=== Data supplied ===
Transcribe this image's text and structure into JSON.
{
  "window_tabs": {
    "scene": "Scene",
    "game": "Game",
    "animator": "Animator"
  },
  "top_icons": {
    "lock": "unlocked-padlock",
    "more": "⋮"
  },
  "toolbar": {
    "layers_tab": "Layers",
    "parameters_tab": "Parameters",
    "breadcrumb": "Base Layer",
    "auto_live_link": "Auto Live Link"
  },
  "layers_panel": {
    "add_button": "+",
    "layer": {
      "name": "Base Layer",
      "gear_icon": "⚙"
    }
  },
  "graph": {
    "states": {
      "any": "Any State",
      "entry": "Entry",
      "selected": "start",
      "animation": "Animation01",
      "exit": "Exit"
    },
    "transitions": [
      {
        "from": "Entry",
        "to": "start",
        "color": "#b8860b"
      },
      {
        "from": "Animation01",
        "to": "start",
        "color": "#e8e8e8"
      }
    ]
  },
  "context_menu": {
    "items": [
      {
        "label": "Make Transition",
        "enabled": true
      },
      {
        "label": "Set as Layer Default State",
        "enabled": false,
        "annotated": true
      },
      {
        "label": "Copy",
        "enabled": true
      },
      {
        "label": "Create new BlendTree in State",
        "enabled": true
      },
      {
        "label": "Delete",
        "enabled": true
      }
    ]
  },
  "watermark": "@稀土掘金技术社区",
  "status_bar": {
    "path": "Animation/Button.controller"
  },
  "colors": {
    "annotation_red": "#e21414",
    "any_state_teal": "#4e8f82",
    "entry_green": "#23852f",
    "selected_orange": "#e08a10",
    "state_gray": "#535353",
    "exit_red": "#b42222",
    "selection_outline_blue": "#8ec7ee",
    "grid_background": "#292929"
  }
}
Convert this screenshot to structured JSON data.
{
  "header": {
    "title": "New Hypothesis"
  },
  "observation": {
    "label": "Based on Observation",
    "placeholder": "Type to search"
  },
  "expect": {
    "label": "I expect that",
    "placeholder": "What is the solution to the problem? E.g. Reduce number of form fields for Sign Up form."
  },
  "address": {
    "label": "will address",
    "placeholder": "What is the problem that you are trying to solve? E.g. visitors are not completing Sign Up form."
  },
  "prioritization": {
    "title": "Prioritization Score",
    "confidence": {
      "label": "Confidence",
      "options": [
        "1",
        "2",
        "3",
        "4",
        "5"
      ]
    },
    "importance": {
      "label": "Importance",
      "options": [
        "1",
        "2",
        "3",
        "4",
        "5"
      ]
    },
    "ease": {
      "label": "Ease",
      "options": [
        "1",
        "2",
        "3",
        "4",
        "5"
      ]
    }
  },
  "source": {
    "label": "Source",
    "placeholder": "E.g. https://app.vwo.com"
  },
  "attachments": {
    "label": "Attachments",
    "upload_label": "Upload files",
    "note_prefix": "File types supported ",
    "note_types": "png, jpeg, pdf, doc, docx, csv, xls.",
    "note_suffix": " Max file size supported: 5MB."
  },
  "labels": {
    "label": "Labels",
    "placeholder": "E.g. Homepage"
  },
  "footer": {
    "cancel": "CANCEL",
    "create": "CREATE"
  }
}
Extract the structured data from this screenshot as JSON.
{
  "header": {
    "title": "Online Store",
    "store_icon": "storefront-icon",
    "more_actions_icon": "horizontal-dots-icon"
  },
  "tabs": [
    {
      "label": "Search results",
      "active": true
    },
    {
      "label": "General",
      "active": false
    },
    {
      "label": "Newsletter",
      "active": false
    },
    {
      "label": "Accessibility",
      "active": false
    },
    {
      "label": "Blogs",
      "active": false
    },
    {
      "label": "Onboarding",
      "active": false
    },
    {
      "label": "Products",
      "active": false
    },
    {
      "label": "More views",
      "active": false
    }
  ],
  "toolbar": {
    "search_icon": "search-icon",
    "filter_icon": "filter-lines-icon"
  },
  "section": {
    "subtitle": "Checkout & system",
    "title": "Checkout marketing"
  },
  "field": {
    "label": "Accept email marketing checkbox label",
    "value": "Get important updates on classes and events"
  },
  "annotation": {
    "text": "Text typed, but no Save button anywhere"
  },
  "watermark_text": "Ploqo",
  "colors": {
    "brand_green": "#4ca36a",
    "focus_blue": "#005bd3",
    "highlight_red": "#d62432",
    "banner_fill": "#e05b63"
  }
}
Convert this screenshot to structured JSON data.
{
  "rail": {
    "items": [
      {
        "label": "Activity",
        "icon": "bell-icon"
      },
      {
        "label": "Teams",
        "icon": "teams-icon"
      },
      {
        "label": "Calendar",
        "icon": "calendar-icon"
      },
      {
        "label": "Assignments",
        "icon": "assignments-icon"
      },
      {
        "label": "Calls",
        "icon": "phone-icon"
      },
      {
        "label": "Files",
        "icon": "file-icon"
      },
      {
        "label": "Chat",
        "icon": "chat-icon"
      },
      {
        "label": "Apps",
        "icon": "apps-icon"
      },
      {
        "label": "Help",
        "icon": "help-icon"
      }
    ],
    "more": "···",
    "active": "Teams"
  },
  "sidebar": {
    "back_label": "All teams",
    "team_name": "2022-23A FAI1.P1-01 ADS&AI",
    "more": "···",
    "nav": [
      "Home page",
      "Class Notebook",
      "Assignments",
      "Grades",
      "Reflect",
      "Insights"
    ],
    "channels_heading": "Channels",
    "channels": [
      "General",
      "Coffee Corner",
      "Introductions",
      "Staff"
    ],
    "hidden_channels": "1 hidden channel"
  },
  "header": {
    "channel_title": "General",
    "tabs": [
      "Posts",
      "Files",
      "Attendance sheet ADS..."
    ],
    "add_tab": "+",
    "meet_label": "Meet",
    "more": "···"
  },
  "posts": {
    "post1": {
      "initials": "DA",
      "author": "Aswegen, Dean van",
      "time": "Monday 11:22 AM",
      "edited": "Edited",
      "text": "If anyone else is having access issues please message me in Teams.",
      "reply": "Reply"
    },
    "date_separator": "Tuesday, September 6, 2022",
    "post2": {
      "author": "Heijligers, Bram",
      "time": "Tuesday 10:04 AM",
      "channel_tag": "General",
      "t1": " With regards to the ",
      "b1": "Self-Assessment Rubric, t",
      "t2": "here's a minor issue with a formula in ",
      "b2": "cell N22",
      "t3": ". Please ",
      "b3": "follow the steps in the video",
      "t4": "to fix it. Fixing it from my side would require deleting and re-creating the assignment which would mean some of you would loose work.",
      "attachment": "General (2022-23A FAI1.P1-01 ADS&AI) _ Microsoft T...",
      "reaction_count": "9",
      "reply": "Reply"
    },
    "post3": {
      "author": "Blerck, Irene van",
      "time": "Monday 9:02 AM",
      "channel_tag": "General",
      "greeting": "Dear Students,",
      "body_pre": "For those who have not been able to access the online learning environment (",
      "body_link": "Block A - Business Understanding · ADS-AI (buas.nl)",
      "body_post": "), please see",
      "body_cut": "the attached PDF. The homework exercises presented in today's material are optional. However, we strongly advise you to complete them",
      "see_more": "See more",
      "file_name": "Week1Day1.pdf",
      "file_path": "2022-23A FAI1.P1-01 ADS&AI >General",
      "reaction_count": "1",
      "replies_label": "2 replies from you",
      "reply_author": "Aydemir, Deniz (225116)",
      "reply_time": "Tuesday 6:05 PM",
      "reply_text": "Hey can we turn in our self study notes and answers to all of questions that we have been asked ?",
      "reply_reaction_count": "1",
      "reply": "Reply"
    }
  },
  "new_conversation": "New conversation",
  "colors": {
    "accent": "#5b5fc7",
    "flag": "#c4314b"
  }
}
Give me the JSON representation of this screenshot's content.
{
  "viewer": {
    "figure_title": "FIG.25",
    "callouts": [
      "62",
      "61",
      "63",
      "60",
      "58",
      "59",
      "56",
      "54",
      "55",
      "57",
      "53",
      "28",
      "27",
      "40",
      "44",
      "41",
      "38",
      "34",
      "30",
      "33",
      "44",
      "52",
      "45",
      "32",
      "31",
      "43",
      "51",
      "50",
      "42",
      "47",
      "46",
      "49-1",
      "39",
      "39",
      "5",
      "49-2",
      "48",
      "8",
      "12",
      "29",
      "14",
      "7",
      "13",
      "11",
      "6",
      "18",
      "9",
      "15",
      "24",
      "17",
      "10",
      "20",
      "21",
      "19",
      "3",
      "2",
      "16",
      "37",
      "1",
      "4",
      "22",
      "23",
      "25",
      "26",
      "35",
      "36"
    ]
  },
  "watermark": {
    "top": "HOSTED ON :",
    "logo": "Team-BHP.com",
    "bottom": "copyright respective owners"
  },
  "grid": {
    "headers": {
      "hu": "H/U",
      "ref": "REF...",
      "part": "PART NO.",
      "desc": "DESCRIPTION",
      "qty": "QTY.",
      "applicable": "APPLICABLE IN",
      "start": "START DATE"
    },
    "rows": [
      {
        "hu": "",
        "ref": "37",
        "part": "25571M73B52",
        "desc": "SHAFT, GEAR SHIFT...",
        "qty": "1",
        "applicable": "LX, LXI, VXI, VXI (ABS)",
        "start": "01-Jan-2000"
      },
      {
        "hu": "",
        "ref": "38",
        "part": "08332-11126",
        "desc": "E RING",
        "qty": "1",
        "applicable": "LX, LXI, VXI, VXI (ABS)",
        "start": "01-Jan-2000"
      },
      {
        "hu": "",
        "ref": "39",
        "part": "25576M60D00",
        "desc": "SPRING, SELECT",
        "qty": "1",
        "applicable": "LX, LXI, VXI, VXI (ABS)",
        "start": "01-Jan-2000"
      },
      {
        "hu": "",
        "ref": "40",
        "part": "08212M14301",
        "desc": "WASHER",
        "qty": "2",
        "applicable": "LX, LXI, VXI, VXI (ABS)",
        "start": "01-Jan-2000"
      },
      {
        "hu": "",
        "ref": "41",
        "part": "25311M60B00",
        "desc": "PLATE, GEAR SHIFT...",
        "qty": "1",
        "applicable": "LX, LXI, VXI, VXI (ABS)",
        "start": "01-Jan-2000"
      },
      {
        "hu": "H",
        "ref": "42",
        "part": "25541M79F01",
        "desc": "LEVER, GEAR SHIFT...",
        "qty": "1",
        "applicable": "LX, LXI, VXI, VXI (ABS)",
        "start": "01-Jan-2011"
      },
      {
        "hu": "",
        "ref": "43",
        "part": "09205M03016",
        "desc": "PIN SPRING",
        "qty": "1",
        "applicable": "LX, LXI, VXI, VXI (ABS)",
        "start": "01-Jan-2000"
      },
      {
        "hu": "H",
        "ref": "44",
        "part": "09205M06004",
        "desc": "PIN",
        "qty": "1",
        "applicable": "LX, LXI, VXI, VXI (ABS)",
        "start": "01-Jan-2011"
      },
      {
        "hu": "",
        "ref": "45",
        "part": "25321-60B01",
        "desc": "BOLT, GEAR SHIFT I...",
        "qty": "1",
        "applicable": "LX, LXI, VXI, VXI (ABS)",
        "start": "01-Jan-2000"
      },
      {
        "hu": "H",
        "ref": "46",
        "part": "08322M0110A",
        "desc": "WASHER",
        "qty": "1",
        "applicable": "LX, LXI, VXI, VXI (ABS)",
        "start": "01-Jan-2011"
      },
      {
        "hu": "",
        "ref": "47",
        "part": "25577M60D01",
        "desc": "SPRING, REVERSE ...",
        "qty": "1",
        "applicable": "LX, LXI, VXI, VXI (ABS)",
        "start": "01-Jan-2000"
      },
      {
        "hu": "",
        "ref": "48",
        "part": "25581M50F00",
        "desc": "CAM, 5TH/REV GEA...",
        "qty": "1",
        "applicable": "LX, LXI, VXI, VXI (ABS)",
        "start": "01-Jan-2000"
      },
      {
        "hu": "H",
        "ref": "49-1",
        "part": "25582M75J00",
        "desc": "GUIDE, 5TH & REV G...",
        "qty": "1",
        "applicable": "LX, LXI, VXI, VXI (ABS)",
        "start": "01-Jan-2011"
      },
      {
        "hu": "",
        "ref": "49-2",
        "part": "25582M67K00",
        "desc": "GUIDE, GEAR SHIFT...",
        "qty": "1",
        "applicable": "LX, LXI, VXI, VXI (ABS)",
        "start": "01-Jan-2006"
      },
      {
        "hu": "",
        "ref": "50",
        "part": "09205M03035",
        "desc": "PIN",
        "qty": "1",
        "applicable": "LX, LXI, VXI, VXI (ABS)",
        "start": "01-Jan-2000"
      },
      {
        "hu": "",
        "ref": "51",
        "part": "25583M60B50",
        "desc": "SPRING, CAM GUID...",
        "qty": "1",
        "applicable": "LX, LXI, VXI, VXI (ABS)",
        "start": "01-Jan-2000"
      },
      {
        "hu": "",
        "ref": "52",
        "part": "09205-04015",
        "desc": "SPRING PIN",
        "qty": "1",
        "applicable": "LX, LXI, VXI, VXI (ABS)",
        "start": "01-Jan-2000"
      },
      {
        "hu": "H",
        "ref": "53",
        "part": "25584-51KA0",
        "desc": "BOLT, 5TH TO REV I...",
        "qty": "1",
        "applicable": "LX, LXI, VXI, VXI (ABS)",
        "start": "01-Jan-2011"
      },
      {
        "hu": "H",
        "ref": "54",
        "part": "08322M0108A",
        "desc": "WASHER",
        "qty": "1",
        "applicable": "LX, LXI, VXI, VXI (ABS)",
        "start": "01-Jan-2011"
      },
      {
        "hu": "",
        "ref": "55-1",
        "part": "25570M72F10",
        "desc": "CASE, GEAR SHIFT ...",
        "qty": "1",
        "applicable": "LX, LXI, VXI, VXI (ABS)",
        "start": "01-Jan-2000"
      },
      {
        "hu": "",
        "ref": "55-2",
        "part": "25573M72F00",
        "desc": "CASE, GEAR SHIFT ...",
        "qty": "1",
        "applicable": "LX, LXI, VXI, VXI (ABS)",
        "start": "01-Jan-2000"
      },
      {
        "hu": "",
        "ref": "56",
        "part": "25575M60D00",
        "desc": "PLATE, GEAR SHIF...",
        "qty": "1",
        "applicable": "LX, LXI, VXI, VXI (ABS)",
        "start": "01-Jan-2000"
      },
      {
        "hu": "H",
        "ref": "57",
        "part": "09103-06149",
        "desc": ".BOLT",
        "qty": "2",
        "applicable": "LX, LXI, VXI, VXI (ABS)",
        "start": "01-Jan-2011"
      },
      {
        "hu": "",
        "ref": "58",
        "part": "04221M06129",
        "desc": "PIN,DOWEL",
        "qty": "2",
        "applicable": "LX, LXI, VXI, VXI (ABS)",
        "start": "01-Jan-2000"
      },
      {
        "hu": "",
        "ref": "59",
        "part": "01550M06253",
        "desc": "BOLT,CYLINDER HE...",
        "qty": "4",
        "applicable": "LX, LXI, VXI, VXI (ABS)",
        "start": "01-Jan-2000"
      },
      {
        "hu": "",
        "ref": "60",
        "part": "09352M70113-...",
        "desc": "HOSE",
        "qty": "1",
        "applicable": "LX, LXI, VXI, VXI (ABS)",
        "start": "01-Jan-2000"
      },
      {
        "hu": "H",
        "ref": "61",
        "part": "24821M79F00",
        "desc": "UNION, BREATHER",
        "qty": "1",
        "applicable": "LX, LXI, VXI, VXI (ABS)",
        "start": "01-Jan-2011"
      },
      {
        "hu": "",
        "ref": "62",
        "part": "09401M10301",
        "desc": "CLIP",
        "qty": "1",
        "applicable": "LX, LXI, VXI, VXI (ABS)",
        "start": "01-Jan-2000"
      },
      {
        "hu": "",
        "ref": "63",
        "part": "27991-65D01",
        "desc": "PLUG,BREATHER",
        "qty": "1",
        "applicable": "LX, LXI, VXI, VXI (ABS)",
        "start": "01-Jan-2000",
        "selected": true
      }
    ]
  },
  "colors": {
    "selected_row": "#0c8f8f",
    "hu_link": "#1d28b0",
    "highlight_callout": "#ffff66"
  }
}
===
# Goal
Look for the word "Checkout" and return every line where it occurs.

# Task answer
    "subtitle": "Checkout & system",
    "title": "Checkout marketing"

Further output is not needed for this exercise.